■ Required task ■
Turn every line of the listing below into a numbered list, dropping any blank lines.
>> BEGIN Provided records
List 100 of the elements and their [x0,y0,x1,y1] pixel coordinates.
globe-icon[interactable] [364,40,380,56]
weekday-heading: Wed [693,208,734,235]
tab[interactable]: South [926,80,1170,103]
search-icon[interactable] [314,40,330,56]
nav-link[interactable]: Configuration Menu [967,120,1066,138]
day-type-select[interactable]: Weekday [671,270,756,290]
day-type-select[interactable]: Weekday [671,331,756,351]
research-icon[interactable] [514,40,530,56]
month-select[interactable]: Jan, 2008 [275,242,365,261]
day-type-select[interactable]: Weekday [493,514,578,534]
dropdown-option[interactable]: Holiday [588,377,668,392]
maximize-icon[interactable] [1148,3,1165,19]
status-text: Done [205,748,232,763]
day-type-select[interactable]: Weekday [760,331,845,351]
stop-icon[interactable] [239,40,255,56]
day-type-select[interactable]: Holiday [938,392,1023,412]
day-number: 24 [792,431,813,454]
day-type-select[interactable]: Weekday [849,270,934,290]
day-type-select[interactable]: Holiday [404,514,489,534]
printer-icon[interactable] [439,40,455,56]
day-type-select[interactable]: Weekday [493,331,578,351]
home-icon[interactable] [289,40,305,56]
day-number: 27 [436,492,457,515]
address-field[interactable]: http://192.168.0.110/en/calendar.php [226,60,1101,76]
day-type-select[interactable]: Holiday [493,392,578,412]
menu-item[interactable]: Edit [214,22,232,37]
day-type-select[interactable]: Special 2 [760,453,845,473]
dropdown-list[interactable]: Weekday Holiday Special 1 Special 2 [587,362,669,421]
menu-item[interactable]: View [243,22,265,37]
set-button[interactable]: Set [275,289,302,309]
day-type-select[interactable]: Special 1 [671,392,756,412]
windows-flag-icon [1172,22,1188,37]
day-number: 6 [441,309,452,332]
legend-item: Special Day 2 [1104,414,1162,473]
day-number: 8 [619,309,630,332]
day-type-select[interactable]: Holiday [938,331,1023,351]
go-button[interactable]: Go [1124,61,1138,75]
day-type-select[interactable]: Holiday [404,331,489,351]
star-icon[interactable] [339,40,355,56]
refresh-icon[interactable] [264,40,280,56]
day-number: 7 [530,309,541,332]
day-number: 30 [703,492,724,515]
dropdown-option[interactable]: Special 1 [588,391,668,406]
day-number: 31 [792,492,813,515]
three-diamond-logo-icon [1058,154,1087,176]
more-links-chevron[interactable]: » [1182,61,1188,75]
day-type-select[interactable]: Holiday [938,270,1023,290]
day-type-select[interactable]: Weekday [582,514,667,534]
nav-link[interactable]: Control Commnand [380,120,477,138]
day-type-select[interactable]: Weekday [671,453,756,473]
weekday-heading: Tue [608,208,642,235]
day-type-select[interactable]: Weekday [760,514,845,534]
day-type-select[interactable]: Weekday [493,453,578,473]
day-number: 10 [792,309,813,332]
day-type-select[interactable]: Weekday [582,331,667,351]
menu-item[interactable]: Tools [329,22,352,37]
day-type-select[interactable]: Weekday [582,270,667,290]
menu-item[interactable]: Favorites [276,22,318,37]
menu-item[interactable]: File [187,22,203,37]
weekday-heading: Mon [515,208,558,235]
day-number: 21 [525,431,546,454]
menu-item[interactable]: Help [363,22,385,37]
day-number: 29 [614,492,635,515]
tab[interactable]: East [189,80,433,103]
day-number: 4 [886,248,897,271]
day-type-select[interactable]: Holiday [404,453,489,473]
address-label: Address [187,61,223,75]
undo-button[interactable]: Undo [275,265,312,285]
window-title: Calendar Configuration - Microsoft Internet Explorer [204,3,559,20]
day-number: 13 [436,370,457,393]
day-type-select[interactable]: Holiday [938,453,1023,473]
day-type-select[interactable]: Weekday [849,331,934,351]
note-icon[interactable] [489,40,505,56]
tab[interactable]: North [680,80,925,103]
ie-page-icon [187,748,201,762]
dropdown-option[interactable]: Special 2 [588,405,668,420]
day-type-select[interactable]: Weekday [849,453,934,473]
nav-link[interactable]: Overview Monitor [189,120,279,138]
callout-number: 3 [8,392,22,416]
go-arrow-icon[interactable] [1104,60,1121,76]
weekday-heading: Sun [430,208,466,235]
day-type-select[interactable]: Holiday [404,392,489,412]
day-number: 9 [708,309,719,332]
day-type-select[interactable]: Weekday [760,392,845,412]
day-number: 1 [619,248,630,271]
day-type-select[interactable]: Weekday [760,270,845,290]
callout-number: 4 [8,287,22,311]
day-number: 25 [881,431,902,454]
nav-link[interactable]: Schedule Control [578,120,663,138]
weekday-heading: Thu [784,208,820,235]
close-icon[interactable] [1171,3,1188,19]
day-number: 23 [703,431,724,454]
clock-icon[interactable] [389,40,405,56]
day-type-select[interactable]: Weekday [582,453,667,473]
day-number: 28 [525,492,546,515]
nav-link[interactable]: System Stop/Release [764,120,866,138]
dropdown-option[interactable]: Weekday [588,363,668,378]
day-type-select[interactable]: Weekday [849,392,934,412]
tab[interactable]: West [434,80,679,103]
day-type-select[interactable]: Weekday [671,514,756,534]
>> END Provided records
■ Result ■
1. List 100 of the elements and their [x0,y0,x1,y1] pixel coordinates.
2. globe-icon[interactable] [364,40,380,56]
3. weekday-heading: Wed [693,208,734,235]
4. tab[interactable]: South [926,80,1170,103]
5. search-icon[interactable] [314,40,330,56]
6. nav-link[interactable]: Configuration Menu [967,120,1066,138]
7. day-type-select[interactable]: Weekday [671,270,756,290]
8. day-type-select[interactable]: Weekday [671,331,756,351]
9. research-icon[interactable] [514,40,530,56]
10. month-select[interactable]: Jan, 2008 [275,242,365,261]
11. day-type-select[interactable]: Weekday [493,514,578,534]
12. dropdown-option[interactable]: Holiday [588,377,668,392]
13. maximize-icon[interactable] [1148,3,1165,19]
14. status-text: Done [205,748,232,763]
15. day-type-select[interactable]: Weekday [760,331,845,351]
16. stop-icon[interactable] [239,40,255,56]
17. day-type-select[interactable]: Holiday [938,392,1023,412]
18. day-number: 24 [792,431,813,454]
19. day-type-select[interactable]: Weekday [849,270,934,290]
20. day-type-select[interactable]: Holiday [404,514,489,534]
21. printer-icon[interactable] [439,40,455,56]
22. day-type-select[interactable]: Weekday [493,331,578,351]
23. home-icon[interactable] [289,40,305,56]
24. day-number: 27 [436,492,457,515]
25. address-field[interactable]: http://192.168.0.110/en/calendar.php [226,60,1101,76]
26. day-type-select[interactable]: Holiday [493,392,578,412]
27. menu-item[interactable]: Edit [214,22,232,37]
28. day-type-select[interactable]: Special 2 [760,453,845,473]
29. dropdown-list[interactable]: Weekday Holiday Special 1 Special 2 [587,362,669,421]
30. menu-item[interactable]: View [243,22,265,37]
31. set-button[interactable]: Set [275,289,302,309]
32. day-type-select[interactable]: Special 1 [671,392,756,412]
33. windows-flag-icon [1172,22,1188,37]
34. day-number: 6 [441,309,452,332]
35. legend-item: Special Day 2 [1104,414,1162,473]
36. day-number: 8 [619,309,630,332]
37. day-type-select[interactable]: Holiday [938,331,1023,351]
38. go-button[interactable]: Go [1124,61,1138,75]
39. day-type-select[interactable]: Holiday [404,331,489,351]
40. star-icon[interactable] [339,40,355,56]
41. refresh-icon[interactable] [264,40,280,56]
42. day-number: 7 [530,309,541,332]
43. day-number: 30 [703,492,724,515]
44. dropdown-option[interactable]: Special 1 [588,391,668,406]
45. day-number: 31 [792,492,813,515]
46. three-diamond-logo-icon [1058,154,1087,176]
47. more-links-chevron[interactable]: » [1182,61,1188,75]
48. day-type-select[interactable]: Holiday [938,270,1023,290]
49. day-type-select[interactable]: Weekday [582,514,667,534]
50. nav-link[interactable]: Control Commnand [380,120,477,138]
51. day-type-select[interactable]: Weekday [671,453,756,473]
52. weekday-heading: Tue [608,208,642,235]
53. day-type-select[interactable]: Weekday [760,514,845,534]
54. day-type-select[interactable]: Weekday [493,453,578,473]
55. day-number: 10 [792,309,813,332]
56. day-type-select[interactable]: Weekday [582,331,667,351]
57. menu-item[interactable]: Tools [329,22,352,37]
58. day-type-select[interactable]: Weekday [582,270,667,290]
59. menu-item[interactable]: Favorites [276,22,318,37]
60. menu-item[interactable]: File [187,22,203,37]
61. weekday-heading: Mon [515,208,558,235]
62. day-number: 21 [525,431,546,454]
63. menu-item[interactable]: Help [363,22,385,37]
64. day-number: 29 [614,492,635,515]
65. tab[interactable]: East [189,80,433,103]
66. day-number: 4 [886,248,897,271]
67. day-type-select[interactable]: Holiday [404,453,489,473]
68. address-label: Address [187,61,223,75]
69. undo-button[interactable]: Undo [275,265,312,285]
70. window-title: Calendar Configuration - Microsoft Internet Explorer [204,3,559,20]
71. day-number: 13 [436,370,457,393]
72. day-type-select[interactable]: Holiday [938,453,1023,473]
73. day-type-select[interactable]: Weekday [849,331,934,351]
74. note-icon[interactable] [489,40,505,56]
75. tab[interactable]: North [680,80,925,103]
76. ie-page-icon [187,748,201,762]
77. dropdown-option[interactable]: Special 2 [588,405,668,420]
78. day-type-select[interactable]: Weekday [849,453,934,473]
79. nav-link[interactable]: Overview Monitor [189,120,279,138]
80. callout-number: 3 [8,392,22,416]
81. go-arrow-icon[interactable] [1104,60,1121,76]
82. weekday-heading: Sun [430,208,466,235]
83. day-type-select[interactable]: Holiday [404,392,489,412]
84. day-number: 9 [708,309,719,332]
85. day-type-select[interactable]: Weekday [760,392,845,412]
86. day-number: 1 [619,248,630,271]
87. day-type-select[interactable]: Weekday [760,270,845,290]
88. callout-number: 4 [8,287,22,311]
89. day-number: 25 [881,431,902,454]
90. nav-link[interactable]: Schedule Control [578,120,663,138]
91. weekday-heading: Thu [784,208,820,235]
92. close-icon[interactable] [1171,3,1188,19]
93. day-number: 23 [703,431,724,454]
94. clock-icon[interactable] [389,40,405,56]
95. day-type-select[interactable]: Weekday [582,453,667,473]
96. day-number: 28 [525,492,546,515]
97. nav-link[interactable]: System Stop/Release [764,120,866,138]
98. dropdown-option[interactable]: Weekday [588,363,668,378]
99. day-type-select[interactable]: Weekday [849,392,934,412]
100. tab[interactable]: West [434,80,679,103]
101. day-type-select[interactable]: Weekday [671,514,756,534]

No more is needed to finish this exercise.